INSTRUCTIONS TO FOLLOW. Output all of the entries exactly as written.

MATERIAL TO PROCESS.
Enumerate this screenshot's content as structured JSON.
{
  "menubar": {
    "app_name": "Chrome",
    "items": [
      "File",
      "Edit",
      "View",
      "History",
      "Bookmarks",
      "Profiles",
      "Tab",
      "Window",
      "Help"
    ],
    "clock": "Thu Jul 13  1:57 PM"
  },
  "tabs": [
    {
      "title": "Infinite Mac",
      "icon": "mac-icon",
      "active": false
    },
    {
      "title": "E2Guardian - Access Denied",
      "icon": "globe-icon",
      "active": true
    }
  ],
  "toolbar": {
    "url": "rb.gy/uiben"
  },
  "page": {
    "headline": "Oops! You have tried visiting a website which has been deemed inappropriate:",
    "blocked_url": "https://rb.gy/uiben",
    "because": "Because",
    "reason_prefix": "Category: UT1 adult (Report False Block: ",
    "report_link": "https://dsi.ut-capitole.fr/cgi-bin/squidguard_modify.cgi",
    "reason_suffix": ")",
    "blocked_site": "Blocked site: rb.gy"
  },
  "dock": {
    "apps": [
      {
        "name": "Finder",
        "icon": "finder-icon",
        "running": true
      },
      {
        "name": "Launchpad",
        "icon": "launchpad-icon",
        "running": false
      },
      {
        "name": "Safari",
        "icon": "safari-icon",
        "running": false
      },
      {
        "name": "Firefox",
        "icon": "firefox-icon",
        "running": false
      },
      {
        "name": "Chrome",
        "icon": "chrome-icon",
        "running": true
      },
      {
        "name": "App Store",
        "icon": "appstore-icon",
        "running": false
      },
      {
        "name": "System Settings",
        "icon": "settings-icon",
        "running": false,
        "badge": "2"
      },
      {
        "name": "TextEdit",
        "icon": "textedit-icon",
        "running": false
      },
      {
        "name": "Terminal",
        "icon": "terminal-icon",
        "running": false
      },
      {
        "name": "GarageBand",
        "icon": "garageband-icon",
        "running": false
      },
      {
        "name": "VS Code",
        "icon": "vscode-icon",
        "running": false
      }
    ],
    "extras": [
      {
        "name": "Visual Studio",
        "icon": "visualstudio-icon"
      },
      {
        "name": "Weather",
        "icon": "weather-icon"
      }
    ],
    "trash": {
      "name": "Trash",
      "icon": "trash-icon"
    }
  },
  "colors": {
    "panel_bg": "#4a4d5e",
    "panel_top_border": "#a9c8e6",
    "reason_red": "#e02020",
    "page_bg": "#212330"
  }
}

FULL RESPONSE.
Enumerate this screenshot's content as structured JSON.
{
  "menubar": {
    "app_name": "Chrome",
    "items": [
      "File",
      "Edit",
      "View",
      "History",
      "Bookmarks",
      "Profiles",
      "Tab",
      "Window",
      "Help"
    ],
    "clock": "Thu Jul 13  1:57 PM"
  },
  "tabs": [
    {
      "title": "Infinite Mac",
      "icon": "mac-icon",
      "active": false
    },
    {
      "title": "E2Guardian - Access Denied",
      "icon": "globe-icon",
      "active": true
    }
  ],
  "toolbar": {
    "url": "rb.gy/uiben"
  },
  "page": {
    "headline": "Oops! You have tried visiting a website which has been deemed inappropriate:",
    "blocked_url": "https://rb.gy/uiben",
    "because": "Because",
    "reason_prefix": "Category: UT1 adult (Report False Block: ",
    "report_link": "https://dsi.ut-capitole.fr/cgi-bin/squidguard_modify.cgi",
    "reason_suffix": ")",
    "blocked_site": "Blocked site: rb.gy"
  },
  "dock": {
    "apps": [
      {
        "name": "Finder",
        "icon": "finder-icon",
        "running": true
      },
      {
        "name": "Launchpad",
        "icon": "launchpad-icon",
        "running": false
      },
      {
        "name": "Safari",
        "icon": "safari-icon",
        "running": false
      },
      {
        "name": "Firefox",
        "icon": "firefox-icon",
        "running": false
      },
      {
        "name": "Chrome",
        "icon": "chrome-icon",
        "running": true
      },
      {
        "name": "App Store",
        "icon": "appstore-icon",
        "running": false
      },
      {
        "name": "System Settings",
        "icon": "settings-icon",
        "running": false,
        "badge": "2"
      },
      {
        "name": "TextEdit",
        "icon": "textedit-icon",
        "running": false
      },
      {
        "name": "Terminal",
        "icon": "terminal-icon",
        "running": false
      },
      {
        "name": "GarageBand",
        "icon": "garageband-icon",
        "running": false
      },
      {
        "name": "VS Code",
        "icon": "vscode-icon",
        "running": false
      }
    ],
    "extras": [
      {
        "name": "Visual Studio",
        "icon": "visualstudio-icon"
      },
      {
        "name": "Weather",
        "icon": "weather-icon"
      }
    ],
    "trash": {
      "name": "Trash",
      "icon": "trash-icon"
    }
  },
  "colors": {
    "panel_bg": "#4a4d5e",
    "panel_top_border": "#a9c8e6",
    "reason_red": "#e02020",
    "page_bg": "#212330"
  }
}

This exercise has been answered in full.